Records supplied:
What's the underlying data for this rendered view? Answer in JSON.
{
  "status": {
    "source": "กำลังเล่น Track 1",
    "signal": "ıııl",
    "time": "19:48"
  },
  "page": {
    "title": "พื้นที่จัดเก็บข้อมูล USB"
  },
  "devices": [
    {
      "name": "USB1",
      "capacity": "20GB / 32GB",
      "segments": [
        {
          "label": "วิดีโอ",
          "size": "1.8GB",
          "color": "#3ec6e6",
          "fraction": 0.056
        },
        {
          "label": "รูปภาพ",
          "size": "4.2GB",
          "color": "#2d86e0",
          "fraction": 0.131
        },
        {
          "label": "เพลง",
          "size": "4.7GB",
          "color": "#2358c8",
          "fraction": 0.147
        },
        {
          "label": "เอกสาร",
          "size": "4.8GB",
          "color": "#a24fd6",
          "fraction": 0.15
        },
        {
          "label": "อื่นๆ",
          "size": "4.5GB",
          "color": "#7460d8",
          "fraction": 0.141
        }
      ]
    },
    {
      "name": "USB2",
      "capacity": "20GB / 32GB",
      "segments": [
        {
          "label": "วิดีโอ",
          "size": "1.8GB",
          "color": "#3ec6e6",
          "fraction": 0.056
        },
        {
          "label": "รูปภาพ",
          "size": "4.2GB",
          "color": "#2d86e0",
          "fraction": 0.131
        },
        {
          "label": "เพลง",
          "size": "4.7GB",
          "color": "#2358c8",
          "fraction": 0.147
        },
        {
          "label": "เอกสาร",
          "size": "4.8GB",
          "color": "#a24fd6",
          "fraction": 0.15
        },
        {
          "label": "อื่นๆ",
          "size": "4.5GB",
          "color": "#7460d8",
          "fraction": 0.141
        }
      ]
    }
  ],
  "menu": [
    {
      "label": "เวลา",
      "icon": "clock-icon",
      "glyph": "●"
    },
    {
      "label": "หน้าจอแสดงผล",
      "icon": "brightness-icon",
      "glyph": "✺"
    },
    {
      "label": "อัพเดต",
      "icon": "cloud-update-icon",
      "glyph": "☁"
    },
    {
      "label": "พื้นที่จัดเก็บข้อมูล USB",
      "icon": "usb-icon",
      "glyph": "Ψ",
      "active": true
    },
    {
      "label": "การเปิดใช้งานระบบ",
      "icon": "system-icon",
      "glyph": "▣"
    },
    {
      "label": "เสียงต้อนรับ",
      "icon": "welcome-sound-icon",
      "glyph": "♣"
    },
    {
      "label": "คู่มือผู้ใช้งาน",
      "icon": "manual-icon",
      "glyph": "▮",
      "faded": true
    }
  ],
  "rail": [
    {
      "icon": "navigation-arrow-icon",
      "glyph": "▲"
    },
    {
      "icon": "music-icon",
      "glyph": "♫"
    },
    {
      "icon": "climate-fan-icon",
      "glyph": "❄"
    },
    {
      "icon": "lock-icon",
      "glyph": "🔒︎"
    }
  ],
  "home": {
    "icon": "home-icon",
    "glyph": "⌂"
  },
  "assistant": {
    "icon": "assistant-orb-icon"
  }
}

Exercise aim: Read the data above. Pull out each line in which the string "glyph" appears.

Exercise answer:
      "glyph": "●"
      "glyph": "✺"
      "glyph": "☁"
      "glyph": "Ψ",
      "glyph": "▣"
      "glyph": "♣"
      "glyph": "▮",
      "glyph": "▲"
      "glyph": "♫"
      "glyph": "❄"
      "glyph": "🔒︎"
    "glyph": "⌂"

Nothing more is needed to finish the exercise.